[A series of records]
────

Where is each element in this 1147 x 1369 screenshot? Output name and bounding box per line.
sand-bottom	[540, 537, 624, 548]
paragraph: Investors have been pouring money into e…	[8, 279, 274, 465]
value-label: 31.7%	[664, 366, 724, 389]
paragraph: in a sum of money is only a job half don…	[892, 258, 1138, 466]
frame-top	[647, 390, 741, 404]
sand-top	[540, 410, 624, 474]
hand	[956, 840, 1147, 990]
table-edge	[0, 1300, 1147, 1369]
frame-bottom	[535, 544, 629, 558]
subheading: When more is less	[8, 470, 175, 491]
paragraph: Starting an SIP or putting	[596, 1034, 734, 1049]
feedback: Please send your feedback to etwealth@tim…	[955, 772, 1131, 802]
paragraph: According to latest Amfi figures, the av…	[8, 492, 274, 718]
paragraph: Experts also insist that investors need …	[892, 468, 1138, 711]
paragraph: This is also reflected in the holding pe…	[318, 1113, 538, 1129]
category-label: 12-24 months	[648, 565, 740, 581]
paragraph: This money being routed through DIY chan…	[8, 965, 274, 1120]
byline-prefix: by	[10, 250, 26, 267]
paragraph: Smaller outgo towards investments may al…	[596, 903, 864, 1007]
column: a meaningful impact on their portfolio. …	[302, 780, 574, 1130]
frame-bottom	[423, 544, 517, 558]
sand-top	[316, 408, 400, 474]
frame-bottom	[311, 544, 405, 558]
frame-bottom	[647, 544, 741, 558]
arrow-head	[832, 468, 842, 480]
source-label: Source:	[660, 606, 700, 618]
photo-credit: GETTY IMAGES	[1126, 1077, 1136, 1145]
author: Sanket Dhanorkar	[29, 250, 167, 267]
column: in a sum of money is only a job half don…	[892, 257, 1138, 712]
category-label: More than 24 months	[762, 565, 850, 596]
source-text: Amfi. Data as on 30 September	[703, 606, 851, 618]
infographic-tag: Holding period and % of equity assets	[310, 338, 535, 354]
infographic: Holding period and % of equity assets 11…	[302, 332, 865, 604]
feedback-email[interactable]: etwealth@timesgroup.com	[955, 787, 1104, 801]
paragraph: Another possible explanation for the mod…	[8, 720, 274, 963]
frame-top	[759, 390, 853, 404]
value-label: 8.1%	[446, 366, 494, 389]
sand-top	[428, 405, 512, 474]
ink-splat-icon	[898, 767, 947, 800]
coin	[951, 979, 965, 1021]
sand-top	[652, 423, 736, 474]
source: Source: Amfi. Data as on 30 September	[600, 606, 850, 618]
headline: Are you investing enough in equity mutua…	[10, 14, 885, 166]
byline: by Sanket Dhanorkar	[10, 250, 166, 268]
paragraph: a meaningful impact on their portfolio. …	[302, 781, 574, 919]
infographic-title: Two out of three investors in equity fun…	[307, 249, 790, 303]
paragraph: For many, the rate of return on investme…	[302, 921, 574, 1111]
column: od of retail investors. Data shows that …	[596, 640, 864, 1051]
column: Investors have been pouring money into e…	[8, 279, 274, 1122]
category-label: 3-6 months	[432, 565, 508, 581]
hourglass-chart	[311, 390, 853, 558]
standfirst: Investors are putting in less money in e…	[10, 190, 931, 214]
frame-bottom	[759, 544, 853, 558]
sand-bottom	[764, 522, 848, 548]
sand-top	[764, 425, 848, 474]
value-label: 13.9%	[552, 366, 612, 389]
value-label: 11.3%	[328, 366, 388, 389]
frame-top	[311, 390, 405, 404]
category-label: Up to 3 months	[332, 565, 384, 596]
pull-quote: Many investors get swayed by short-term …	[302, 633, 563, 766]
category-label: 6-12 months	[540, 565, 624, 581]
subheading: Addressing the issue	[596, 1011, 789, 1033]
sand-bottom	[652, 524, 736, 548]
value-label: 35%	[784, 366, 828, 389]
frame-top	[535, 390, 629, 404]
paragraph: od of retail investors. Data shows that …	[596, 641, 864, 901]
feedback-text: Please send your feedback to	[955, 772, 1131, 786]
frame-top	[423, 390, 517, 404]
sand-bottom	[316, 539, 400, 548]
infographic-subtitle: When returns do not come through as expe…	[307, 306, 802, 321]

────

» Do this:
Starting at the first line and ending at the line that contains "366, 724, 389]", rewrite these lines with "value-label" swapped for "metric-label" and everything else unchanged.

» Output for this exercise:
Where is each element in this 1147 x 1369 screenshot? Output name and bounding box per line.
sand-bottom	[540, 537, 624, 548]
paragraph: Investors have been pouring money into e…	[8, 279, 274, 465]
metric-label: 31.7%	[664, 366, 724, 389]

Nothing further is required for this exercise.